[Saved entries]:
** start **

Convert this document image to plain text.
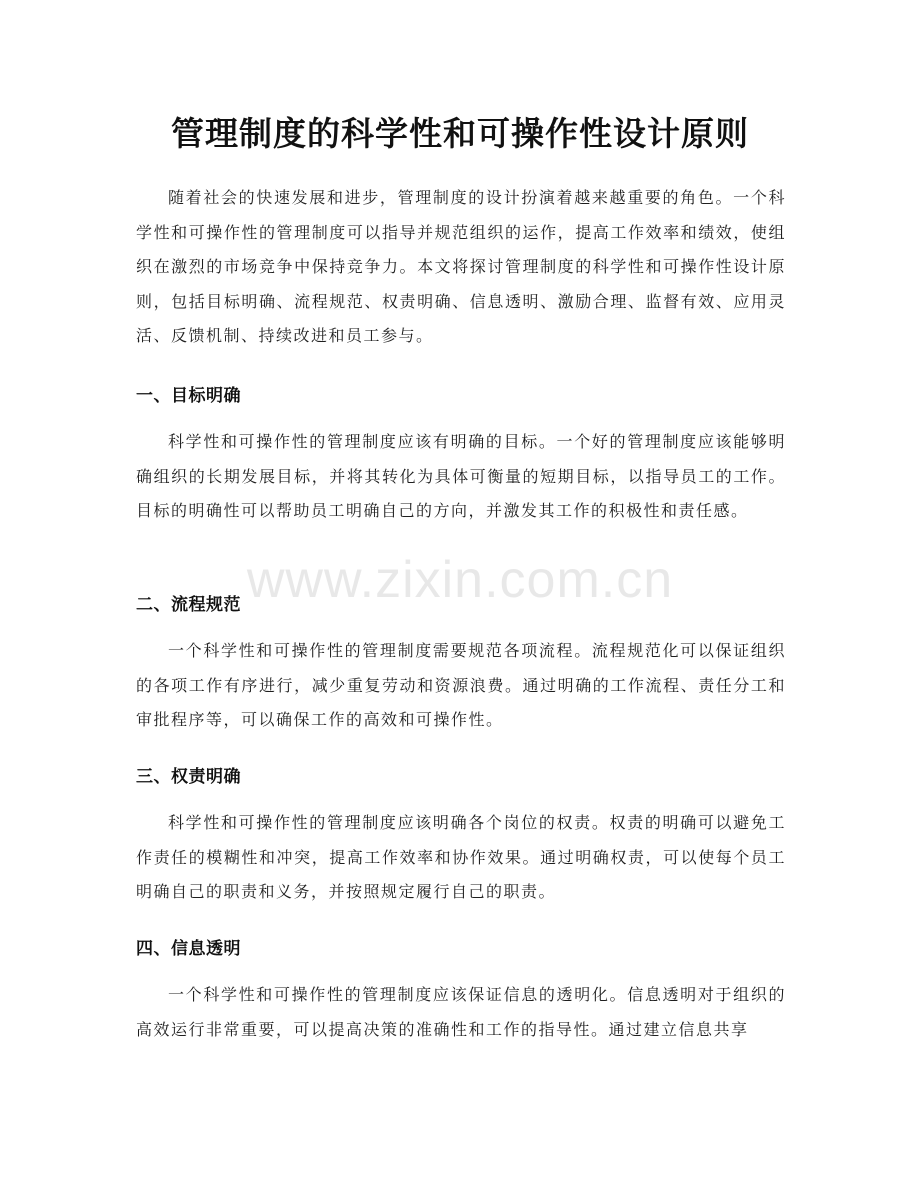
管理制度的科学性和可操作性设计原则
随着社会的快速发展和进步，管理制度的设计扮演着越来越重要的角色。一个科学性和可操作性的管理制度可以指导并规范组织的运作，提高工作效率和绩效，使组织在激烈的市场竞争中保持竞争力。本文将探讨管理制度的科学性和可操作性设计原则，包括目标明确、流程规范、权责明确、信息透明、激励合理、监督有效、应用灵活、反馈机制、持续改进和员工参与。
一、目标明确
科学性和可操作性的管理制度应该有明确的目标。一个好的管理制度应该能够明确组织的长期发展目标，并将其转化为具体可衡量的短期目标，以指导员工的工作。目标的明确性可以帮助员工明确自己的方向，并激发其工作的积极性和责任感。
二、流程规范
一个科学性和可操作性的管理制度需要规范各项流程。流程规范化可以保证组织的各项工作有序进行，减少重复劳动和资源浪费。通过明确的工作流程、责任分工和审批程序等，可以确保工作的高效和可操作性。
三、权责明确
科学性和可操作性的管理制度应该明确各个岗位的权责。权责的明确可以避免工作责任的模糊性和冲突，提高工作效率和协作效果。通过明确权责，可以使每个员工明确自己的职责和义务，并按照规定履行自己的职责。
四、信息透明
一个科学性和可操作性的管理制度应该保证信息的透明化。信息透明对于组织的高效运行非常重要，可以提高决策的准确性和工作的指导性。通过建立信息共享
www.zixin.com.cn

** end **

[Problem details]: Copy out each line in the preceding records that contains "权责明确".

[Answer to the task]:
随着社会的快速发展和进步，管理制度的设计扮演着越来越重要的角色。一个科学性和可操作性的管理制度可以指导并规范组织的运作，提高工作效率和绩效，使组织在激烈的市场竞争中保持竞争力。本文将探讨管理制度的科学性和可操作性设计原则，包括目标明确、流程规范、权责明确、信息透明、激励合理、监督有效、应用灵活、反馈机制、持续改进和员工参与。
三、权责明确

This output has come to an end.